▶ [WHAT THE TASK REQUIRES]:
List all lines in the material below that contain "Enter".

▶ [WORKING DATA]:
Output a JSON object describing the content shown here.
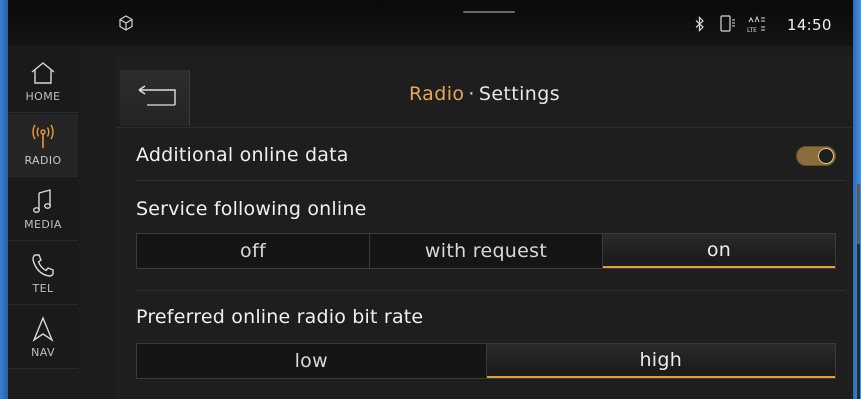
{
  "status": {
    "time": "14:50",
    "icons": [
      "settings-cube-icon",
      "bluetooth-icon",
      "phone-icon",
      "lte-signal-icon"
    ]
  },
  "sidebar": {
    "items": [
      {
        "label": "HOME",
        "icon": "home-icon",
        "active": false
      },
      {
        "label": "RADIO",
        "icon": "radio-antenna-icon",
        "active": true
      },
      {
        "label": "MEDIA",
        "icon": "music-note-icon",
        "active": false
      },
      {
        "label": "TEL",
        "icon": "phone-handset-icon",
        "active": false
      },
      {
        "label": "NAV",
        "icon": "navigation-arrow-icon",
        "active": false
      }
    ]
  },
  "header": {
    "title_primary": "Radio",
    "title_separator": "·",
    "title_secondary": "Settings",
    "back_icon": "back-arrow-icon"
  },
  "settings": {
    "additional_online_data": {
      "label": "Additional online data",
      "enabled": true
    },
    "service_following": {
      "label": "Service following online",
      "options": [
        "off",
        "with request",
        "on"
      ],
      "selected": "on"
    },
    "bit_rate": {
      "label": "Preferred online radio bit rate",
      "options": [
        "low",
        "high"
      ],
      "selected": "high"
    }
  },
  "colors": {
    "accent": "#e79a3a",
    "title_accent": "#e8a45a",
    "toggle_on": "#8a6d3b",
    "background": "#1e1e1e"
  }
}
--
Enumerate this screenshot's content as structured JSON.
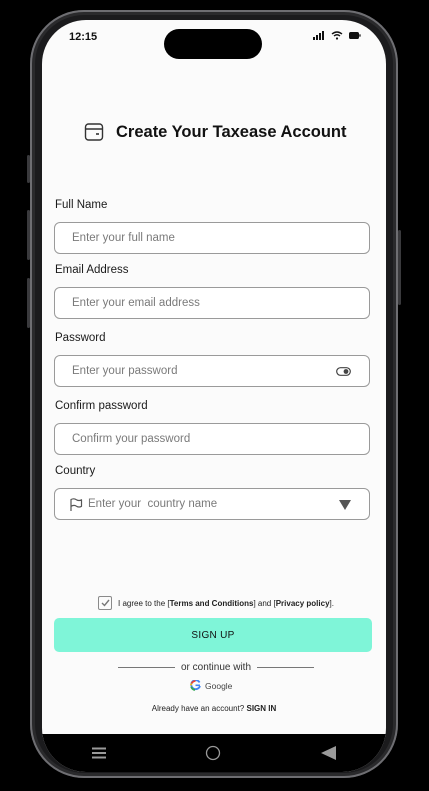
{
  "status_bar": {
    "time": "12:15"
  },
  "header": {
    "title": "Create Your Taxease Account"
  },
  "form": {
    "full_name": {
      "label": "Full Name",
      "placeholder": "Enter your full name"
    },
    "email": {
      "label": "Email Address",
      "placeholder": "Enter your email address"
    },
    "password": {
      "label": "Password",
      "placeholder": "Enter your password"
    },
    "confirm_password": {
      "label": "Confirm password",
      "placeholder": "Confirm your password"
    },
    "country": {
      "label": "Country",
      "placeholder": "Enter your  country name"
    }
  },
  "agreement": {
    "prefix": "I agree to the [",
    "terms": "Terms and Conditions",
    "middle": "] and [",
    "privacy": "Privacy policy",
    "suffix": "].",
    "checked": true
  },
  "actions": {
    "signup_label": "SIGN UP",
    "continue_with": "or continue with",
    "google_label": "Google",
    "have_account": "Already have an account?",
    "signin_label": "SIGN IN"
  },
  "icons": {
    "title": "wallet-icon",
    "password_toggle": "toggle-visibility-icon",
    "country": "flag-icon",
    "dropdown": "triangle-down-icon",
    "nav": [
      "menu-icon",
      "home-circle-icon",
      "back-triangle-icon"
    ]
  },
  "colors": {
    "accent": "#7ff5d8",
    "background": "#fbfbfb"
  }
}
...
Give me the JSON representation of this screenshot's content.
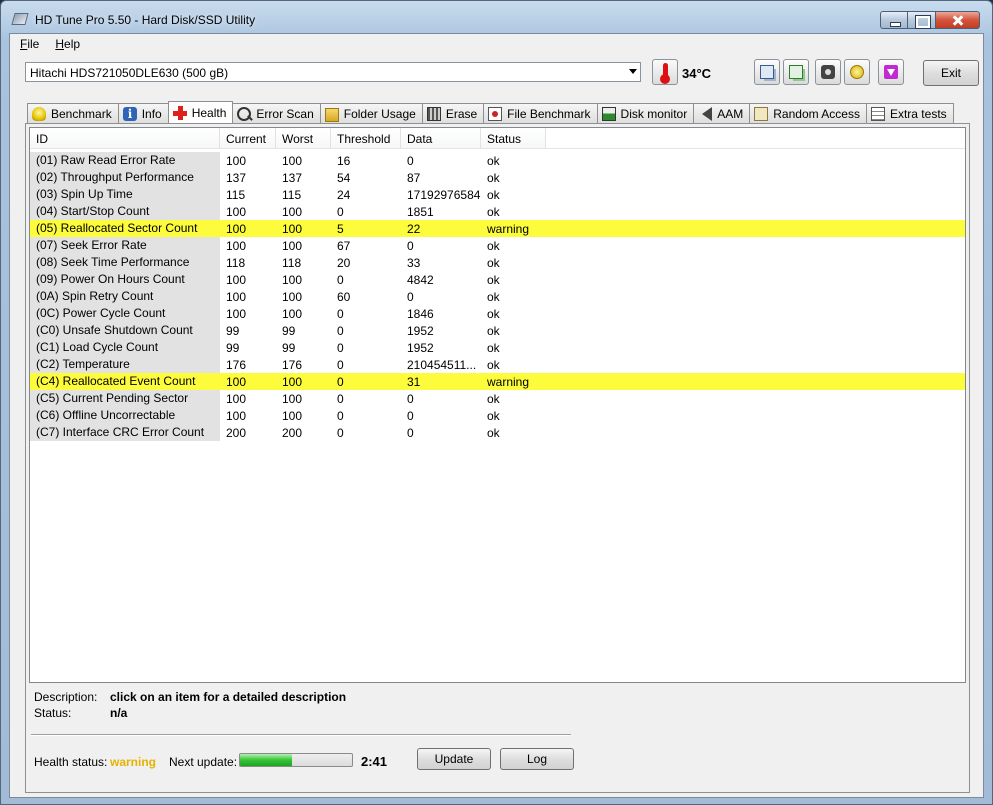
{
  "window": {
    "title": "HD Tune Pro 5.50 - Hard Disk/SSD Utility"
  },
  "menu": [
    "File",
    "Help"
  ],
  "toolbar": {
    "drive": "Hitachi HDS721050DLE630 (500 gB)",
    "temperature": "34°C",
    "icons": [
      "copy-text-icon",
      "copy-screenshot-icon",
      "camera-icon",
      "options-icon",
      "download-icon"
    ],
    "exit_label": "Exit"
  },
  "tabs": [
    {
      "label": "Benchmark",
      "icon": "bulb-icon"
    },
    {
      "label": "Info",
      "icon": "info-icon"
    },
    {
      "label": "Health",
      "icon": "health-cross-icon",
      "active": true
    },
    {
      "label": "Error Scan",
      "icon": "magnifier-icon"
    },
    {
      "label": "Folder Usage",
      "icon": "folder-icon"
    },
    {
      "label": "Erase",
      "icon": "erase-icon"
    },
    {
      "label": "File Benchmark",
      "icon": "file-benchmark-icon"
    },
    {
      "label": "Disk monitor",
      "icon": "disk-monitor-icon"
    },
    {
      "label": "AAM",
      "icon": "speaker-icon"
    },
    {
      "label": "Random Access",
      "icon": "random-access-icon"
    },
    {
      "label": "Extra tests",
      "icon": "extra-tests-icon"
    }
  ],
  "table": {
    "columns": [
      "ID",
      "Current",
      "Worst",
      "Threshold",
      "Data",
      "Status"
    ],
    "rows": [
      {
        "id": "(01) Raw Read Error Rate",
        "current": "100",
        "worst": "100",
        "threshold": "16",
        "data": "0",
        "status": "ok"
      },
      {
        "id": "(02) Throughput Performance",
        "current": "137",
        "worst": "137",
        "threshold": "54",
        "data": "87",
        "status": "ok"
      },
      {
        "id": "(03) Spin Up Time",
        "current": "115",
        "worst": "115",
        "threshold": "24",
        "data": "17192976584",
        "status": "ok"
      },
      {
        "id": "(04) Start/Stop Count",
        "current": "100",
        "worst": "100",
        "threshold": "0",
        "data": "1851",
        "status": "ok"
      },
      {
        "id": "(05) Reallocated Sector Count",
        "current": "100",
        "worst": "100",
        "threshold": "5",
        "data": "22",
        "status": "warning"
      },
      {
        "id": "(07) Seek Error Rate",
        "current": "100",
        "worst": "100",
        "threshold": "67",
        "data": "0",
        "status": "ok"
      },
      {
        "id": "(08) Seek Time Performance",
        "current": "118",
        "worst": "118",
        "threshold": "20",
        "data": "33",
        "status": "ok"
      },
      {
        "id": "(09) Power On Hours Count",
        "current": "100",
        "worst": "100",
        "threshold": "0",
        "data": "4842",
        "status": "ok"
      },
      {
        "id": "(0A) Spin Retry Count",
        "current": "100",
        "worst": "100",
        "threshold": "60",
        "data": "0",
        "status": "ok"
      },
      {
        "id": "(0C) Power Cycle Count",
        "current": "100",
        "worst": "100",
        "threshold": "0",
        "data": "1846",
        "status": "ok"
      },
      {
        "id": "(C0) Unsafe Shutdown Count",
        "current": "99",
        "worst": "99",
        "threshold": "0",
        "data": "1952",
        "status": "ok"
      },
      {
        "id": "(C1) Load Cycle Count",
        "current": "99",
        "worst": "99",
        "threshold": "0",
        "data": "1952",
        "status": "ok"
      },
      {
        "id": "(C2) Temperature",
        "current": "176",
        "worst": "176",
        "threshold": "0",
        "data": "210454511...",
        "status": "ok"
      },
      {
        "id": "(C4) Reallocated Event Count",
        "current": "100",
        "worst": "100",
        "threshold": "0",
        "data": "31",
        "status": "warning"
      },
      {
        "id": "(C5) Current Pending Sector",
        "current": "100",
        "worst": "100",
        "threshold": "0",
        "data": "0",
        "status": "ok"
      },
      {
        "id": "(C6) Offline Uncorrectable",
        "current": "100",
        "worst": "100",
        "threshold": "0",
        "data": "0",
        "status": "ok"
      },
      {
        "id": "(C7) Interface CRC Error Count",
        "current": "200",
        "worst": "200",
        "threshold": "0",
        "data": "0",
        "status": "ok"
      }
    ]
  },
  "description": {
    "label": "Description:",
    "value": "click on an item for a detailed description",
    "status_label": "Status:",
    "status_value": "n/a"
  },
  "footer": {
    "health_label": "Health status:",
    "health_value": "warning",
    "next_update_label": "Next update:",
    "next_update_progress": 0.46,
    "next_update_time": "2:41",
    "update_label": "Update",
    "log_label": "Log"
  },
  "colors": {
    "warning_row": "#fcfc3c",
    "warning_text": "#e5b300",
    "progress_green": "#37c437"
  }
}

▶ [TASK ANSWER]:
      "placeholder": "Enter your full name"
      "placeholder": "Enter your email address"
      "placeholder": "Enter your password"
      "placeholder": "Enter your  country name"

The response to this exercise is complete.